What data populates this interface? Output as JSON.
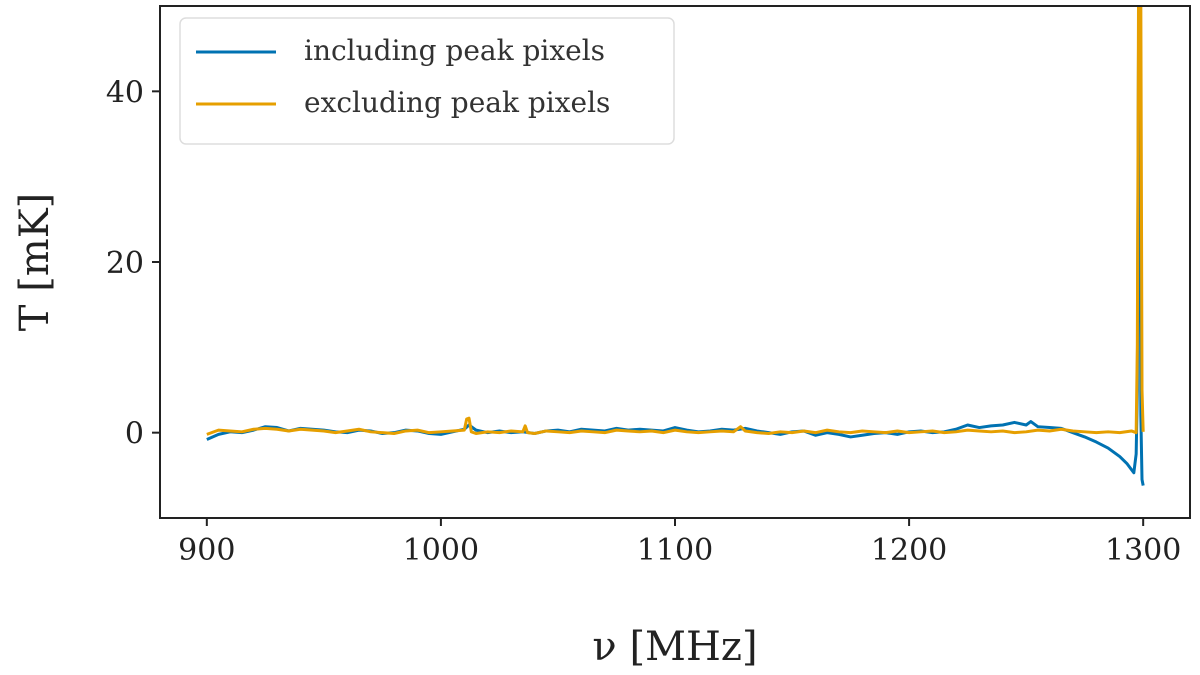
{
  "chart_data": {
    "type": "line",
    "xlabel": "ν [MHz]",
    "ylabel": "T [mK]",
    "xlim": [
      880,
      1320
    ],
    "ylim": [
      -10,
      50
    ],
    "xticks": [
      900,
      1000,
      1100,
      1200,
      1300
    ],
    "yticks": [
      0,
      20,
      40
    ],
    "grid": false,
    "legend_position": "top-left",
    "series": [
      {
        "name": "including peak pixels",
        "color": "#0072b2",
        "points": [
          [
            900,
            -0.8
          ],
          [
            905,
            -0.2
          ],
          [
            910,
            0.1
          ],
          [
            915,
            0.0
          ],
          [
            920,
            0.3
          ],
          [
            925,
            0.7
          ],
          [
            930,
            0.6
          ],
          [
            935,
            0.2
          ],
          [
            940,
            0.5
          ],
          [
            945,
            0.4
          ],
          [
            950,
            0.3
          ],
          [
            955,
            0.1
          ],
          [
            960,
            0.0
          ],
          [
            965,
            0.3
          ],
          [
            970,
            0.2
          ],
          [
            975,
            -0.1
          ],
          [
            980,
            0.0
          ],
          [
            985,
            0.3
          ],
          [
            990,
            0.2
          ],
          [
            995,
            -0.1
          ],
          [
            1000,
            -0.2
          ],
          [
            1005,
            0.1
          ],
          [
            1010,
            0.4
          ],
          [
            1012,
            0.9
          ],
          [
            1015,
            0.3
          ],
          [
            1020,
            0.0
          ],
          [
            1025,
            0.2
          ],
          [
            1030,
            0.0
          ],
          [
            1035,
            0.1
          ],
          [
            1040,
            -0.1
          ],
          [
            1045,
            0.2
          ],
          [
            1050,
            0.3
          ],
          [
            1055,
            0.1
          ],
          [
            1060,
            0.4
          ],
          [
            1065,
            0.3
          ],
          [
            1070,
            0.2
          ],
          [
            1075,
            0.5
          ],
          [
            1080,
            0.3
          ],
          [
            1085,
            0.4
          ],
          [
            1090,
            0.3
          ],
          [
            1095,
            0.2
          ],
          [
            1100,
            0.6
          ],
          [
            1105,
            0.3
          ],
          [
            1110,
            0.1
          ],
          [
            1115,
            0.2
          ],
          [
            1120,
            0.4
          ],
          [
            1125,
            0.3
          ],
          [
            1130,
            0.5
          ],
          [
            1135,
            0.2
          ],
          [
            1140,
            0.0
          ],
          [
            1145,
            -0.2
          ],
          [
            1150,
            0.1
          ],
          [
            1155,
            0.2
          ],
          [
            1160,
            -0.3
          ],
          [
            1165,
            0.0
          ],
          [
            1170,
            -0.2
          ],
          [
            1175,
            -0.5
          ],
          [
            1180,
            -0.3
          ],
          [
            1185,
            -0.1
          ],
          [
            1190,
            0.0
          ],
          [
            1195,
            -0.2
          ],
          [
            1200,
            0.1
          ],
          [
            1205,
            0.2
          ],
          [
            1210,
            0.0
          ],
          [
            1215,
            0.1
          ],
          [
            1220,
            0.4
          ],
          [
            1225,
            0.9
          ],
          [
            1230,
            0.6
          ],
          [
            1235,
            0.8
          ],
          [
            1240,
            0.9
          ],
          [
            1245,
            1.2
          ],
          [
            1250,
            0.9
          ],
          [
            1252,
            1.3
          ],
          [
            1255,
            0.7
          ],
          [
            1260,
            0.6
          ],
          [
            1265,
            0.5
          ],
          [
            1270,
            0.0
          ],
          [
            1275,
            -0.5
          ],
          [
            1280,
            -1.1
          ],
          [
            1285,
            -1.8
          ],
          [
            1290,
            -2.8
          ],
          [
            1293,
            -3.6
          ],
          [
            1296,
            -4.7
          ],
          [
            1297,
            -2.5
          ],
          [
            1297.5,
            5
          ],
          [
            1298,
            45
          ],
          [
            1298.5,
            50
          ],
          [
            1299,
            2
          ],
          [
            1299.5,
            -5.5
          ],
          [
            1300,
            -6.2
          ]
        ]
      },
      {
        "name": "excluding peak pixels",
        "color": "#e69f00",
        "points": [
          [
            900,
            -0.2
          ],
          [
            905,
            0.3
          ],
          [
            910,
            0.2
          ],
          [
            915,
            0.1
          ],
          [
            920,
            0.4
          ],
          [
            925,
            0.5
          ],
          [
            930,
            0.4
          ],
          [
            935,
            0.2
          ],
          [
            940,
            0.4
          ],
          [
            945,
            0.3
          ],
          [
            950,
            0.2
          ],
          [
            955,
            0.0
          ],
          [
            960,
            0.2
          ],
          [
            965,
            0.4
          ],
          [
            970,
            0.1
          ],
          [
            975,
            0.0
          ],
          [
            980,
            -0.1
          ],
          [
            985,
            0.2
          ],
          [
            990,
            0.3
          ],
          [
            995,
            0.0
          ],
          [
            1000,
            0.1
          ],
          [
            1005,
            0.2
          ],
          [
            1010,
            0.3
          ],
          [
            1011,
            1.6
          ],
          [
            1012,
            1.7
          ],
          [
            1013,
            0.1
          ],
          [
            1015,
            -0.1
          ],
          [
            1020,
            0.1
          ],
          [
            1025,
            0.0
          ],
          [
            1030,
            0.2
          ],
          [
            1035,
            0.1
          ],
          [
            1036,
            0.8
          ],
          [
            1037,
            0.0
          ],
          [
            1040,
            -0.1
          ],
          [
            1045,
            0.2
          ],
          [
            1050,
            0.1
          ],
          [
            1055,
            0.0
          ],
          [
            1060,
            0.2
          ],
          [
            1065,
            0.1
          ],
          [
            1070,
            0.0
          ],
          [
            1075,
            0.3
          ],
          [
            1080,
            0.2
          ],
          [
            1085,
            0.1
          ],
          [
            1090,
            0.2
          ],
          [
            1095,
            0.0
          ],
          [
            1100,
            0.3
          ],
          [
            1105,
            0.1
          ],
          [
            1110,
            0.0
          ],
          [
            1115,
            0.1
          ],
          [
            1120,
            0.2
          ],
          [
            1125,
            0.1
          ],
          [
            1128,
            0.7
          ],
          [
            1130,
            0.2
          ],
          [
            1135,
            0.0
          ],
          [
            1140,
            -0.1
          ],
          [
            1145,
            0.1
          ],
          [
            1150,
            0.0
          ],
          [
            1155,
            0.2
          ],
          [
            1160,
            0.0
          ],
          [
            1165,
            0.3
          ],
          [
            1170,
            0.1
          ],
          [
            1175,
            0.0
          ],
          [
            1180,
            0.2
          ],
          [
            1185,
            0.1
          ],
          [
            1190,
            0.0
          ],
          [
            1195,
            0.2
          ],
          [
            1200,
            0.0
          ],
          [
            1205,
            0.1
          ],
          [
            1210,
            0.2
          ],
          [
            1215,
            0.0
          ],
          [
            1220,
            0.1
          ],
          [
            1225,
            0.3
          ],
          [
            1230,
            0.2
          ],
          [
            1235,
            0.1
          ],
          [
            1240,
            0.2
          ],
          [
            1245,
            0.0
          ],
          [
            1250,
            0.1
          ],
          [
            1255,
            0.3
          ],
          [
            1260,
            0.2
          ],
          [
            1265,
            0.4
          ],
          [
            1270,
            0.2
          ],
          [
            1275,
            0.1
          ],
          [
            1280,
            0.0
          ],
          [
            1285,
            0.1
          ],
          [
            1290,
            0.0
          ],
          [
            1295,
            0.2
          ],
          [
            1297,
            0.0
          ],
          [
            1297.5,
            10
          ],
          [
            1298,
            50
          ],
          [
            1299,
            50
          ],
          [
            1299.5,
            5
          ],
          [
            1300,
            0.1
          ]
        ]
      }
    ]
  }
}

:::::

#### [TASK BRIEF]
Within the material above, find the lines that contain the word "peak"; copy them.

#### [TASK ANSWER]
        "name": "including peak pixels",
        "name": "excluding peak pixels",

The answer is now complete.